Exercise prompt
Rewrite the records below with every "price-label" replaced by "cost-label", leaving everything else as it is.

Record list
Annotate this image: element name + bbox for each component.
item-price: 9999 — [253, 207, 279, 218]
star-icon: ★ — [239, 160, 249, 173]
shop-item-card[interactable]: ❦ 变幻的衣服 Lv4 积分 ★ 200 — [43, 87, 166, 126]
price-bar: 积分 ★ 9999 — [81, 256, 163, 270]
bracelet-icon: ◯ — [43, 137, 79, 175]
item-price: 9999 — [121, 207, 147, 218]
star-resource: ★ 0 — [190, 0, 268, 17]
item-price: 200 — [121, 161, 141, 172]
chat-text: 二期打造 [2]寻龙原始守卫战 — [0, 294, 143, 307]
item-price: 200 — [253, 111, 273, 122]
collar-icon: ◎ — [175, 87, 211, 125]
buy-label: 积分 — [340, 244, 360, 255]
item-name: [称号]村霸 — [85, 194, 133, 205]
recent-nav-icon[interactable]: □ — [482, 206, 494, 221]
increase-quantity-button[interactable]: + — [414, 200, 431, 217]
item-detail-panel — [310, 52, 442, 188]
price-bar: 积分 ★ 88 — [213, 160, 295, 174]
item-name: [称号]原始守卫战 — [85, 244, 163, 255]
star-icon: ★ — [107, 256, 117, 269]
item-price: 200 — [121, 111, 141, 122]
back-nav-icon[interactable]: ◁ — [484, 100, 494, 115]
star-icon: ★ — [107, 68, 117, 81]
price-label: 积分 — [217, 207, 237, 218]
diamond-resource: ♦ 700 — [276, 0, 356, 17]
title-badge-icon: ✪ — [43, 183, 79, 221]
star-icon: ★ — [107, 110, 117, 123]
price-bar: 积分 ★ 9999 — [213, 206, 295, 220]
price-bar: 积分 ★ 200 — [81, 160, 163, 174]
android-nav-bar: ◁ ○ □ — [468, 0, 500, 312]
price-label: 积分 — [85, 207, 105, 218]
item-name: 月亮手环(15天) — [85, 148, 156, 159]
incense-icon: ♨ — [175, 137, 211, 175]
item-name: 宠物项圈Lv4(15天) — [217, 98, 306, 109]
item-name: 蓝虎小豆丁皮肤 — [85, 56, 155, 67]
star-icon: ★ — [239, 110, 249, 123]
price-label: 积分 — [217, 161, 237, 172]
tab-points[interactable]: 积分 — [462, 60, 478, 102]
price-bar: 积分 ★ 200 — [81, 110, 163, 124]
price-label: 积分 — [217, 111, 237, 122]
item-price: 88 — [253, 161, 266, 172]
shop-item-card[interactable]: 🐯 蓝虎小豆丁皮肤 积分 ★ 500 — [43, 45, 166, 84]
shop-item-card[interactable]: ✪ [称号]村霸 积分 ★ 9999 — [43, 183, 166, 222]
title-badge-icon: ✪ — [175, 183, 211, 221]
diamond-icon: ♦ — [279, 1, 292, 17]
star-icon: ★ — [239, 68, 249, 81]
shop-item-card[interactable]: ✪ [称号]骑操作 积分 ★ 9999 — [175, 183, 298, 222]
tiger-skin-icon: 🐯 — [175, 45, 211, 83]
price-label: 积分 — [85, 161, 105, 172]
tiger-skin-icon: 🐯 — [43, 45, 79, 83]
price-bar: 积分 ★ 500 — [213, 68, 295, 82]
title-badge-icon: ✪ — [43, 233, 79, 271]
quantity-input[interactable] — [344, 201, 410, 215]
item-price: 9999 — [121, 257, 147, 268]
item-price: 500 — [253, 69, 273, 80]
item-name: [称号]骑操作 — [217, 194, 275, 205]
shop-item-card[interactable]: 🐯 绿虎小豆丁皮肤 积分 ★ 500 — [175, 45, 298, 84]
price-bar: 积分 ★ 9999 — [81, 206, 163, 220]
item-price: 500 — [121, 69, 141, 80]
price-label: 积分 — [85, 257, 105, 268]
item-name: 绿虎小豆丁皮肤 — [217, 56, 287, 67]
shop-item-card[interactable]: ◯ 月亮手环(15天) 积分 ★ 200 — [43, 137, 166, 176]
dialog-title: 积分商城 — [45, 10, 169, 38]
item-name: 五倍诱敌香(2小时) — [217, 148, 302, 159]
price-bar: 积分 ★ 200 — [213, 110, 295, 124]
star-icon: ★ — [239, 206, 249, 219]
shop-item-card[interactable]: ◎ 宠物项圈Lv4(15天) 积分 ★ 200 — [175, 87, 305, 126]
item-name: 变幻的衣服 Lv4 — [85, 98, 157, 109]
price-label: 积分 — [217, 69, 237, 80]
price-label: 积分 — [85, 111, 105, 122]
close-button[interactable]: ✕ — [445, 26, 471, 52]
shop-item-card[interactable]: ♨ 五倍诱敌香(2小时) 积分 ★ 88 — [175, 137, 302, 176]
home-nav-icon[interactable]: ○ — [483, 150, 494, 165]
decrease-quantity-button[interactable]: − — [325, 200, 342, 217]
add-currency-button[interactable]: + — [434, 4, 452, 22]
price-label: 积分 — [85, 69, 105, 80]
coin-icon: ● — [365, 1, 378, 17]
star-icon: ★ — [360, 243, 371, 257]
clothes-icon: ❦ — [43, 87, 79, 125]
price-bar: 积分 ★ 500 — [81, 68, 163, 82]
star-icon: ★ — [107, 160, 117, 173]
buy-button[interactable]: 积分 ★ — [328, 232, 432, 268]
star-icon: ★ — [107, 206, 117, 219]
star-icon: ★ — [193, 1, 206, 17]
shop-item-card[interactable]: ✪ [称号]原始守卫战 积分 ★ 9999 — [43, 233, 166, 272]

Solution
Annotate this image: element name + bbox for each component.
item-price: 9999 — [253, 207, 279, 218]
star-icon: ★ — [239, 160, 249, 173]
shop-item-card[interactable]: ❦ 变幻的衣服 Lv4 积分 ★ 200 — [43, 87, 166, 126]
price-bar: 积分 ★ 9999 — [81, 256, 163, 270]
bracelet-icon: ◯ — [43, 137, 79, 175]
item-price: 9999 — [121, 207, 147, 218]
star-resource: ★ 0 — [190, 0, 268, 17]
item-price: 200 — [121, 161, 141, 172]
chat-text: 二期打造 [2]寻龙原始守卫战 — [0, 294, 143, 307]
item-price: 200 — [253, 111, 273, 122]
collar-icon: ◎ — [175, 87, 211, 125]
buy-label: 积分 — [340, 244, 360, 255]
item-name: [称号]村霸 — [85, 194, 133, 205]
recent-nav-icon[interactable]: □ — [482, 206, 494, 221]
increase-quantity-button[interactable]: + — [414, 200, 431, 217]
item-detail-panel — [310, 52, 442, 188]
price-bar: 积分 ★ 88 — [213, 160, 295, 174]
item-name: [称号]原始守卫战 — [85, 244, 163, 255]
star-icon: ★ — [107, 256, 117, 269]
item-price: 200 — [121, 111, 141, 122]
back-nav-icon[interactable]: ◁ — [484, 100, 494, 115]
star-icon: ★ — [107, 68, 117, 81]
cost-label: 积分 — [217, 207, 237, 218]
diamond-resource: ♦ 700 — [276, 0, 356, 17]
title-badge-icon: ✪ — [43, 183, 79, 221]
star-icon: ★ — [107, 110, 117, 123]
price-bar: 积分 ★ 9999 — [213, 206, 295, 220]
price-bar: 积分 ★ 200 — [81, 160, 163, 174]
android-nav-bar: ◁ ○ □ — [468, 0, 500, 312]
cost-label: 积分 — [85, 207, 105, 218]
item-name: 月亮手环(15天) — [85, 148, 156, 159]
incense-icon: ♨ — [175, 137, 211, 175]
item-name: 宠物项圈Lv4(15天) — [217, 98, 306, 109]
item-name: 蓝虎小豆丁皮肤 — [85, 56, 155, 67]
star-icon: ★ — [239, 110, 249, 123]
cost-label: 积分 — [217, 161, 237, 172]
tab-points[interactable]: 积分 — [462, 60, 478, 102]
price-bar: 积分 ★ 200 — [81, 110, 163, 124]
cost-label: 积分 — [217, 111, 237, 122]
item-price: 88 — [253, 161, 266, 172]
shop-item-card[interactable]: 🐯 蓝虎小豆丁皮肤 积分 ★ 500 — [43, 45, 166, 84]
shop-item-card[interactable]: ✪ [称号]村霸 积分 ★ 9999 — [43, 183, 166, 222]
title-badge-icon: ✪ — [175, 183, 211, 221]
diamond-icon: ♦ — [279, 1, 292, 17]
star-icon: ★ — [239, 68, 249, 81]
shop-item-card[interactable]: ✪ [称号]骑操作 积分 ★ 9999 — [175, 183, 298, 222]
tiger-skin-icon: 🐯 — [175, 45, 211, 83]
cost-label: 积分 — [85, 161, 105, 172]
tiger-skin-icon: 🐯 — [43, 45, 79, 83]
price-bar: 积分 ★ 500 — [213, 68, 295, 82]
title-badge-icon: ✪ — [43, 233, 79, 271]
quantity-input[interactable] — [344, 201, 410, 215]
item-price: 9999 — [121, 257, 147, 268]
item-price: 500 — [253, 69, 273, 80]
item-name: [称号]骑操作 — [217, 194, 275, 205]
shop-item-card[interactable]: 🐯 绿虎小豆丁皮肤 积分 ★ 500 — [175, 45, 298, 84]
price-bar: 积分 ★ 9999 — [81, 206, 163, 220]
item-price: 500 — [121, 69, 141, 80]
cost-label: 积分 — [85, 257, 105, 268]
item-name: 绿虎小豆丁皮肤 — [217, 56, 287, 67]
shop-item-card[interactable]: ◯ 月亮手环(15天) 积分 ★ 200 — [43, 137, 166, 176]
dialog-title: 积分商城 — [45, 10, 169, 38]
item-name: 五倍诱敌香(2小时) — [217, 148, 302, 159]
price-bar: 积分 ★ 200 — [213, 110, 295, 124]
star-icon: ★ — [239, 206, 249, 219]
shop-item-card[interactable]: ◎ 宠物项圈Lv4(15天) 积分 ★ 200 — [175, 87, 305, 126]
item-name: 变幻的衣服 Lv4 — [85, 98, 157, 109]
cost-label: 积分 — [217, 69, 237, 80]
cost-label: 积分 — [85, 111, 105, 122]
close-button[interactable]: ✕ — [445, 26, 471, 52]
shop-item-card[interactable]: ♨ 五倍诱敌香(2小时) 积分 ★ 88 — [175, 137, 302, 176]
home-nav-icon[interactable]: ○ — [483, 150, 494, 165]
decrease-quantity-button[interactable]: − — [325, 200, 342, 217]
add-currency-button[interactable]: + — [434, 4, 452, 22]
cost-label: 积分 — [85, 69, 105, 80]
coin-icon: ● — [365, 1, 378, 17]
star-icon: ★ — [360, 243, 371, 257]
clothes-icon: ❦ — [43, 87, 79, 125]
price-bar: 积分 ★ 500 — [81, 68, 163, 82]
star-icon: ★ — [107, 160, 117, 173]
buy-button[interactable]: 积分 ★ — [328, 232, 432, 268]
star-icon: ★ — [107, 206, 117, 219]
star-icon: ★ — [193, 1, 206, 17]
shop-item-card[interactable]: ✪ [称号]原始守卫战 积分 ★ 9999 — [43, 233, 166, 272]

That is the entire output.